Data entries:
═══

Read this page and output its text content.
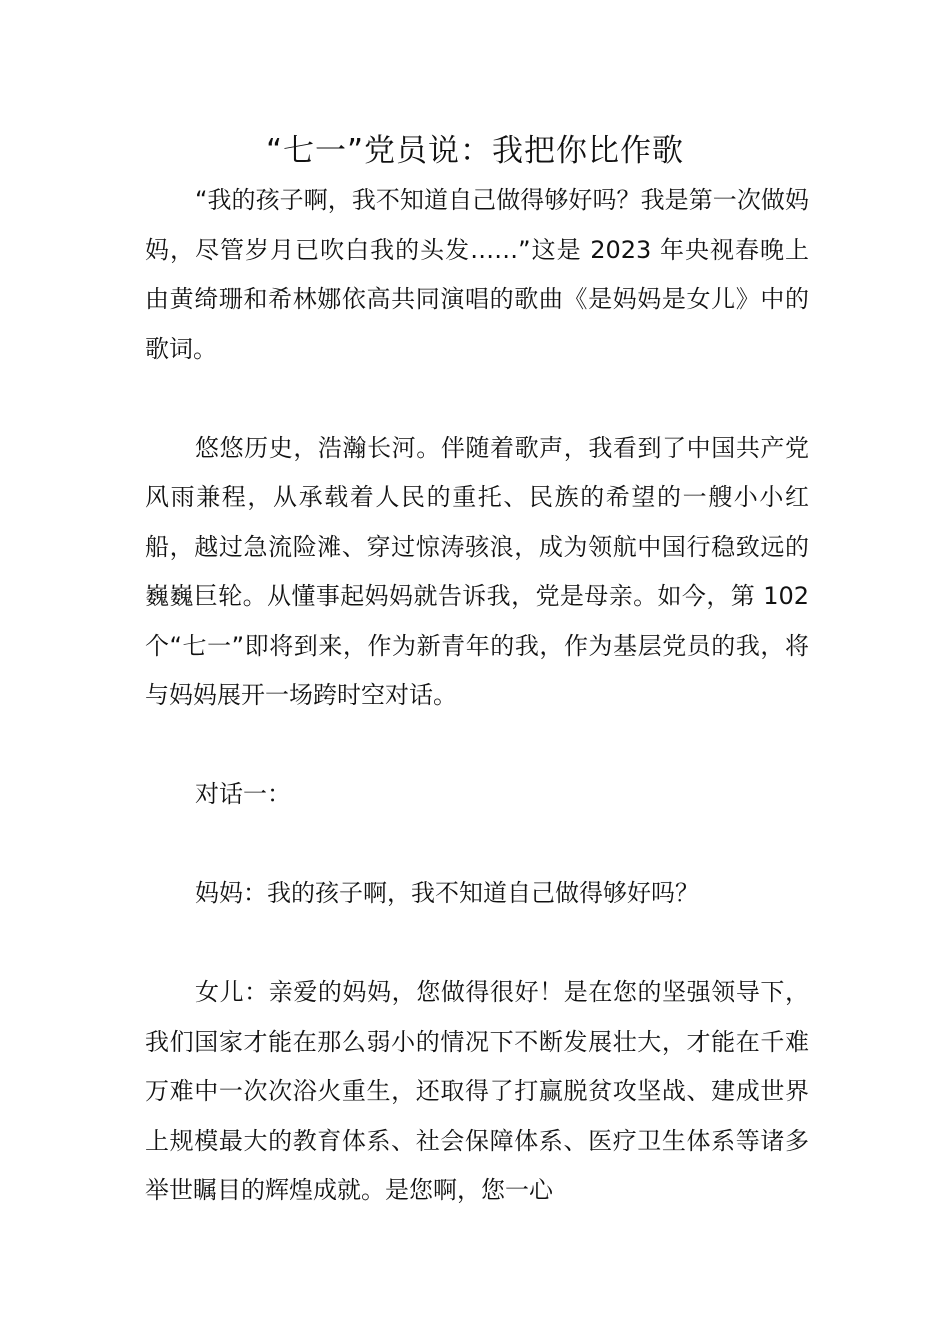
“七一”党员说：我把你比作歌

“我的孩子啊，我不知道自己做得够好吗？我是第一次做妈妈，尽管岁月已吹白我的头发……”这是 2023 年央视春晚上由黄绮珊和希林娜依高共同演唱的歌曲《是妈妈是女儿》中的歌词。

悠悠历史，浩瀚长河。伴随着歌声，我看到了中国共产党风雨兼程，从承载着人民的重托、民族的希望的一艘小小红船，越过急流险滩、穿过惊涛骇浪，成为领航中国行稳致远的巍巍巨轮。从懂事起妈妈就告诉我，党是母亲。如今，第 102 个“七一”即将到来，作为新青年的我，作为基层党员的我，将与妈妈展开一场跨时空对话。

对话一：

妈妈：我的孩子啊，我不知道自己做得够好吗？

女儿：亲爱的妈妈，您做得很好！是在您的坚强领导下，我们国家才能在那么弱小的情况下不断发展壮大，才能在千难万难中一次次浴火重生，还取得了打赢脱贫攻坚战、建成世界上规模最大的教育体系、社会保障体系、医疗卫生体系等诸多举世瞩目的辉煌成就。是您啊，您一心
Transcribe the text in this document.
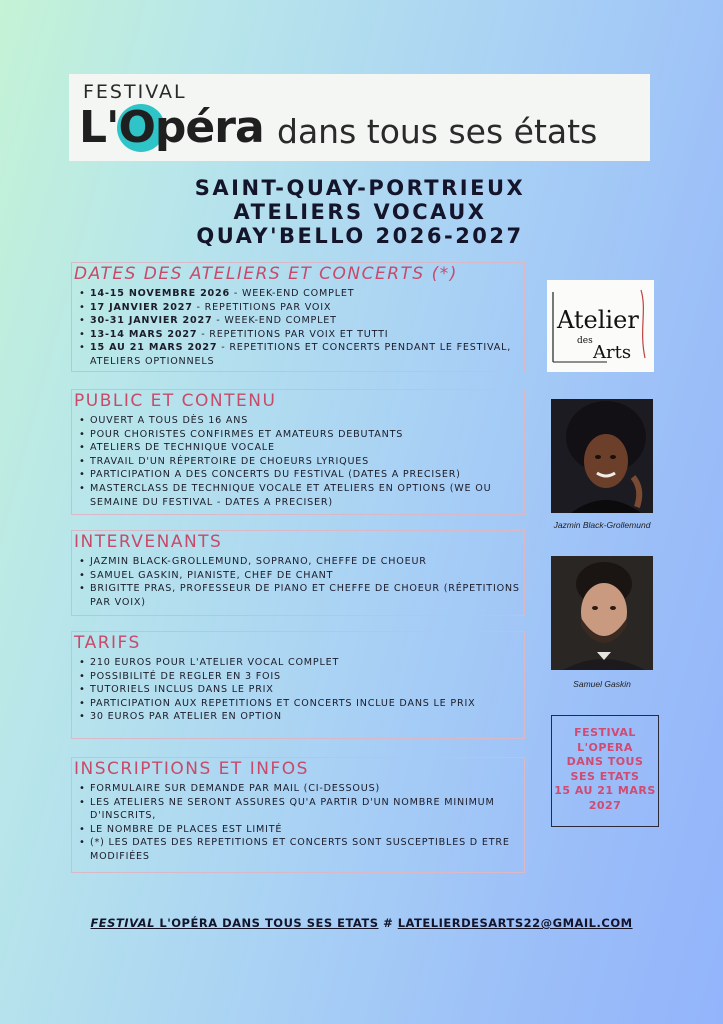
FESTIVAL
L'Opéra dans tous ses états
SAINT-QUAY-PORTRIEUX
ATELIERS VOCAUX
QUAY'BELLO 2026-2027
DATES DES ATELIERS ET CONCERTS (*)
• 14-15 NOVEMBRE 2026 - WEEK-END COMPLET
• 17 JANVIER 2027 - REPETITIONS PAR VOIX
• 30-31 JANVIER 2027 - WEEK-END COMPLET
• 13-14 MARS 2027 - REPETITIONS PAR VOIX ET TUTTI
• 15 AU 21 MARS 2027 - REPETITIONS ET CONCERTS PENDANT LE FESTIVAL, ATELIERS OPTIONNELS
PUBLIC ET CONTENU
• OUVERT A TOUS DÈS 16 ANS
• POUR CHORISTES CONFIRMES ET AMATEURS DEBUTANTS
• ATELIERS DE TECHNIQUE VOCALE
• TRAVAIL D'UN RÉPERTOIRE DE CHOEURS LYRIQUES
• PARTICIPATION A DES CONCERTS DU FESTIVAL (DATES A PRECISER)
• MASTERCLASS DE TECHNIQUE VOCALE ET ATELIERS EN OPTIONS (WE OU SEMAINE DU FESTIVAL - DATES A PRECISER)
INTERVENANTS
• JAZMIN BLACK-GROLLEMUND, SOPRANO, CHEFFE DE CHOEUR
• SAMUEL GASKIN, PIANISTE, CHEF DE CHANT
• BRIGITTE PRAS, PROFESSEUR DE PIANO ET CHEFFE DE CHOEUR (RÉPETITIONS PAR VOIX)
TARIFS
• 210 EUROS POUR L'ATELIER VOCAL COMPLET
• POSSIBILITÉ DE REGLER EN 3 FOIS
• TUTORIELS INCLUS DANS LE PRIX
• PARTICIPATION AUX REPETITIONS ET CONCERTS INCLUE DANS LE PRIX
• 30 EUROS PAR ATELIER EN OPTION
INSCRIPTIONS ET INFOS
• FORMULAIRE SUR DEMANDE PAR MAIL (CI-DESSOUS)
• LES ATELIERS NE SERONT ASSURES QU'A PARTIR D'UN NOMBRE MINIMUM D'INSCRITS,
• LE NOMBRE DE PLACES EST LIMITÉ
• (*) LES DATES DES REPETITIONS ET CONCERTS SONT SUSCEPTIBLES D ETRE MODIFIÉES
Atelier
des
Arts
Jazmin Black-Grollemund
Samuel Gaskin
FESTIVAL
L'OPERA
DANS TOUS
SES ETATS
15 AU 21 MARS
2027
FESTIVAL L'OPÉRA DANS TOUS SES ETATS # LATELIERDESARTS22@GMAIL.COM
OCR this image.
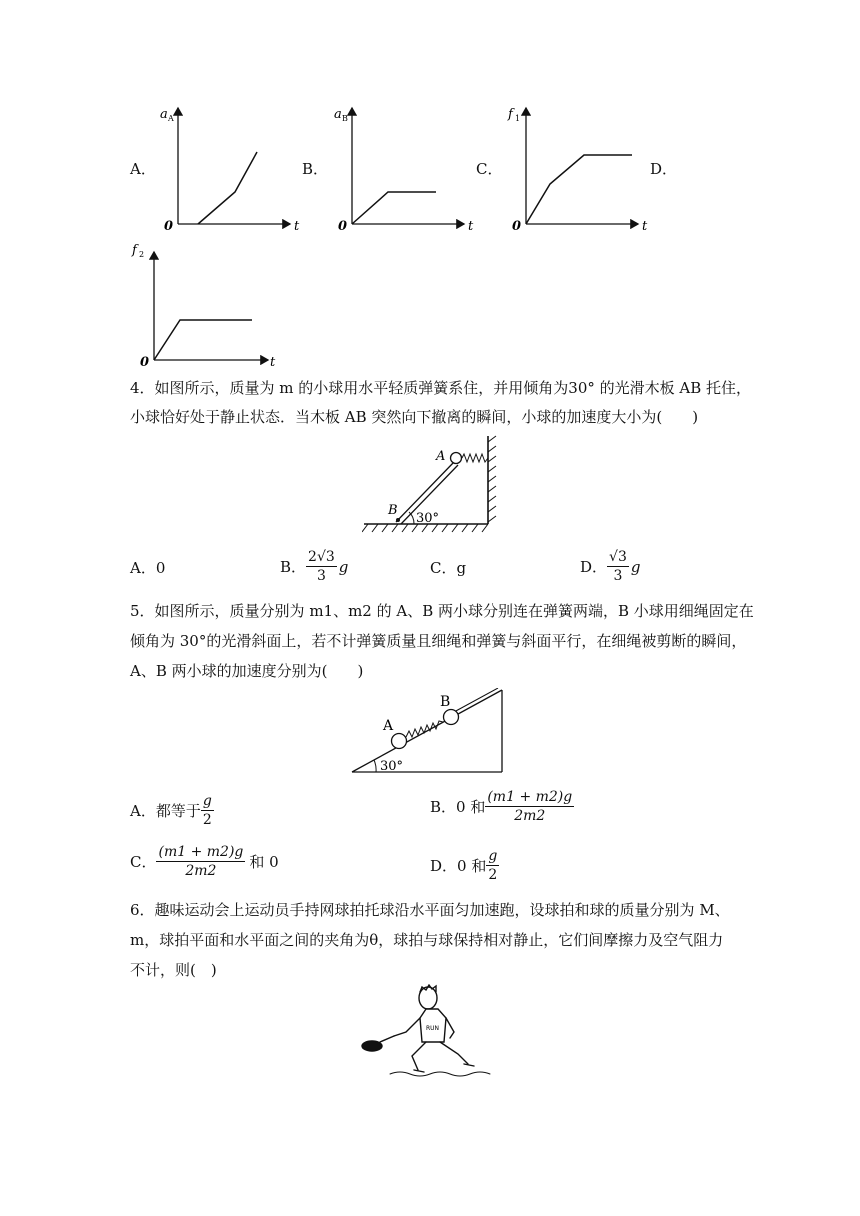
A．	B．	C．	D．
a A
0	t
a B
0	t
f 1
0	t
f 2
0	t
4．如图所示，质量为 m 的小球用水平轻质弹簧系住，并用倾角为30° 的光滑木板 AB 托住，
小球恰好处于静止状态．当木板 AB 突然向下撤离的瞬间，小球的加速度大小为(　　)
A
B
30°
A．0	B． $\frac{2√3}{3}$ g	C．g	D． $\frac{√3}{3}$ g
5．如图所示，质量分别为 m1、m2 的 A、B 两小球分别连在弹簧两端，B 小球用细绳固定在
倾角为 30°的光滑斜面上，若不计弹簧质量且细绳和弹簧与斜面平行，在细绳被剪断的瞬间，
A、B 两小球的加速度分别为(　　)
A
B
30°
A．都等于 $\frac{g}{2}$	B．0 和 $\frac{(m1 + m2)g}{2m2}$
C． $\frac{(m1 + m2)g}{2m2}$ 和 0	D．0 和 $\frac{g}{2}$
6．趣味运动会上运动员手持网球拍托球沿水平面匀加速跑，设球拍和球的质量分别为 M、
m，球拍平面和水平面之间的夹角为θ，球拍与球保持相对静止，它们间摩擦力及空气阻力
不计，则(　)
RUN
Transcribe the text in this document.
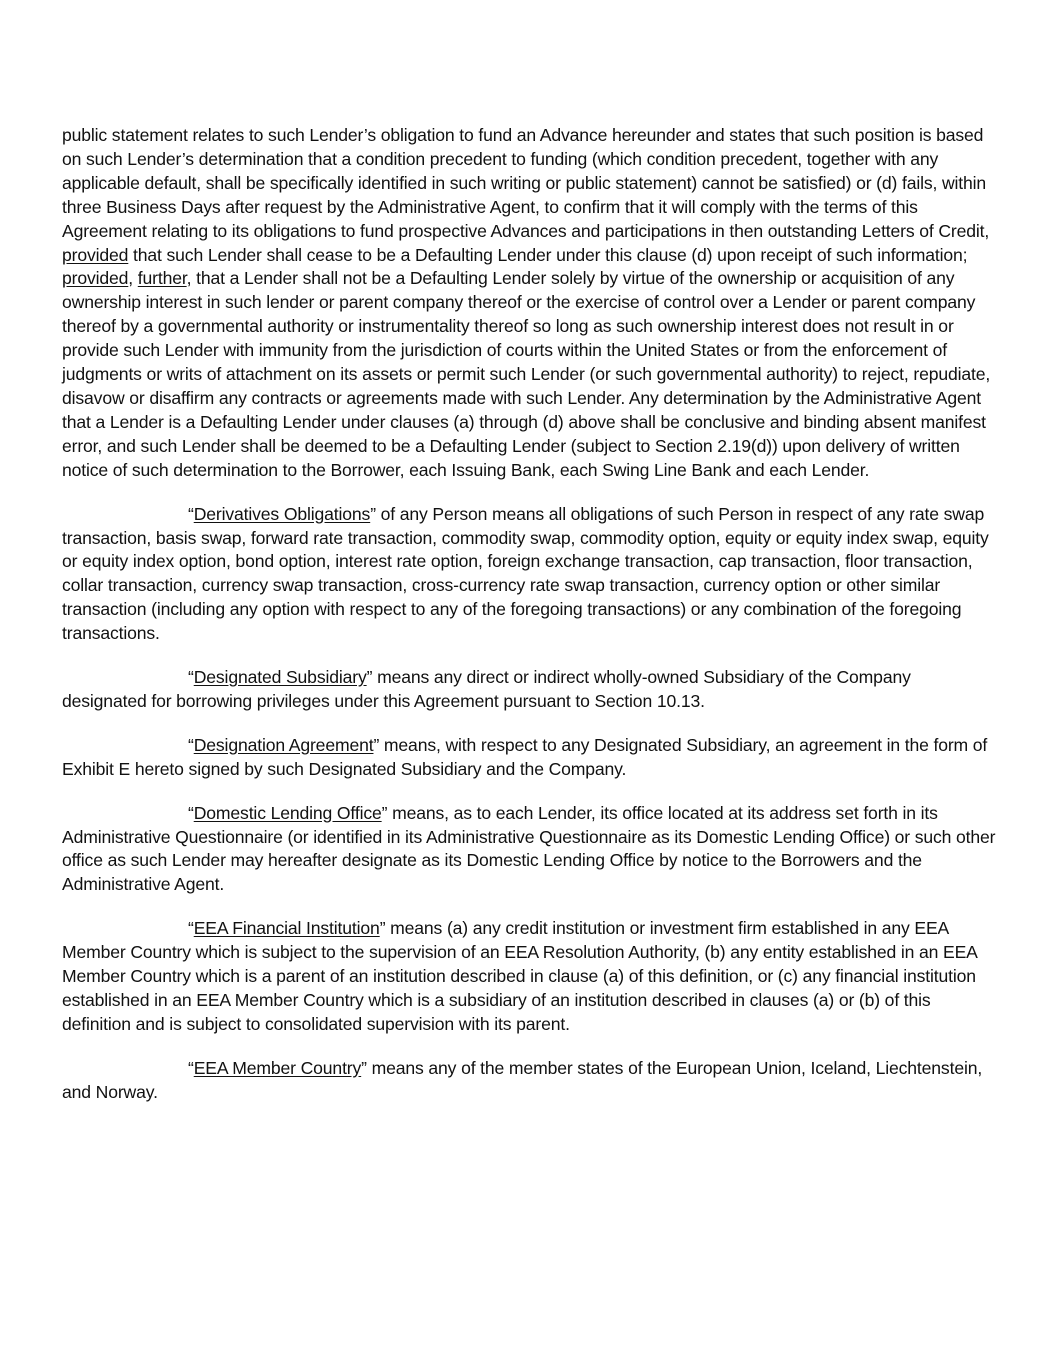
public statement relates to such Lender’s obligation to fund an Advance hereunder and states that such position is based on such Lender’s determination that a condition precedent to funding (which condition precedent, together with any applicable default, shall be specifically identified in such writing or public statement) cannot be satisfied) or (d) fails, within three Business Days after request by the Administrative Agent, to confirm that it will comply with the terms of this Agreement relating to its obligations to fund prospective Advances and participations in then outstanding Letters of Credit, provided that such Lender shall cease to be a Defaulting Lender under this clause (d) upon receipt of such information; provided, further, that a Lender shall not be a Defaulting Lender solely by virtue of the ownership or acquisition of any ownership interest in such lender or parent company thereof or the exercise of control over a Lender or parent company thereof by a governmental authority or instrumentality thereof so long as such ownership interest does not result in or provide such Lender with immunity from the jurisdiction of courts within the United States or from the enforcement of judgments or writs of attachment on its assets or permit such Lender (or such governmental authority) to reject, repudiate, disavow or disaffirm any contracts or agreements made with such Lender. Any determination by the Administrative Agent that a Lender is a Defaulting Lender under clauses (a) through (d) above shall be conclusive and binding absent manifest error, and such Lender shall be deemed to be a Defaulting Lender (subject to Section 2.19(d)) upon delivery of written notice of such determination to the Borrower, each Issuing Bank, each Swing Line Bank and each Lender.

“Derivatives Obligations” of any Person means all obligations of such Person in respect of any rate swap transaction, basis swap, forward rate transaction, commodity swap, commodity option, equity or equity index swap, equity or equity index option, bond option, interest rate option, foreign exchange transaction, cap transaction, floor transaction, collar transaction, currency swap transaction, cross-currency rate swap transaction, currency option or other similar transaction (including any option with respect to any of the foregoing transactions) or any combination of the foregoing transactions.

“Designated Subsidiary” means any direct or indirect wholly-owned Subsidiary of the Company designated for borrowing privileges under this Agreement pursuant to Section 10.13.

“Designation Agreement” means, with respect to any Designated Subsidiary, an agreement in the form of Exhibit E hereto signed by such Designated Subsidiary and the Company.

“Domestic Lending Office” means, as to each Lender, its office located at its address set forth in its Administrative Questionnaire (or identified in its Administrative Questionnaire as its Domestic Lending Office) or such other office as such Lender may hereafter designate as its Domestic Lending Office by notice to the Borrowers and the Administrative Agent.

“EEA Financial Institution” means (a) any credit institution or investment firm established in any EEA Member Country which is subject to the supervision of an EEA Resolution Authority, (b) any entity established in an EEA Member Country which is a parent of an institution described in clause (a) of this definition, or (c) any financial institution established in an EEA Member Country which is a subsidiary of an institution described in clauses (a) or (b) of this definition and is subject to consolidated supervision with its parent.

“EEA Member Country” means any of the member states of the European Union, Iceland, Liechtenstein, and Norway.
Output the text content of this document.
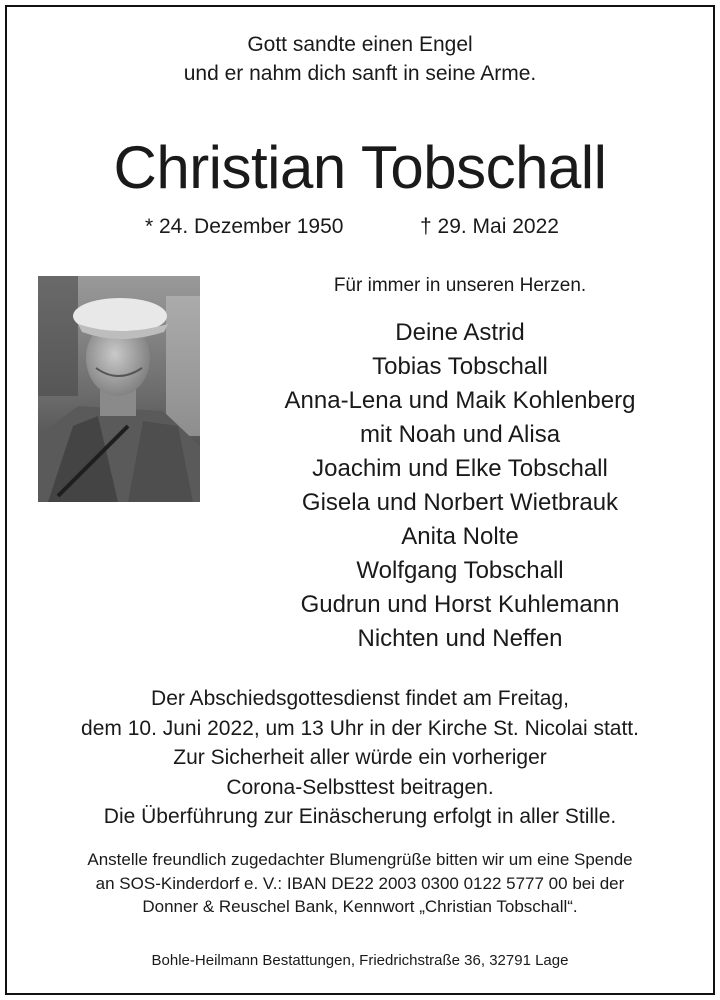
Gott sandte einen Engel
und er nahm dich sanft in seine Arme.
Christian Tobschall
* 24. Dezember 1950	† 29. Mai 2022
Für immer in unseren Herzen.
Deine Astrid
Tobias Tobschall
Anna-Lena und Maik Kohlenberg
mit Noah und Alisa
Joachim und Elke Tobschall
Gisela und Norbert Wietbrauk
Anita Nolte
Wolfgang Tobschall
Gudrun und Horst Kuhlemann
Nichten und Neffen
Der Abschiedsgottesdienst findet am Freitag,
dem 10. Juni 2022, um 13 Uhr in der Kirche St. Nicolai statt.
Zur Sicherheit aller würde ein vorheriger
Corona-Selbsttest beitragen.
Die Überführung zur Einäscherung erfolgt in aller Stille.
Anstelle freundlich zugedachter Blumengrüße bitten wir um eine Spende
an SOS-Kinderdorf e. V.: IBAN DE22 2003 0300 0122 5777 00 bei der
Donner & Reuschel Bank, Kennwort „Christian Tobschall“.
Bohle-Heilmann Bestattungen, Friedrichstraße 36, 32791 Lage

═══

§ **Required task**
Find the lines with the string "如图所示" and reproduce them.

§ **Output below**
4．如图所示，质量为 m 的小球用水平轻质弹簧系住，并用倾角为30° 的光滑木板 AB 托住，
5．如图所示，质量分别为 m1、m2 的 A、B 两小球分别连在弹簧两端，B 小球用细绳固定在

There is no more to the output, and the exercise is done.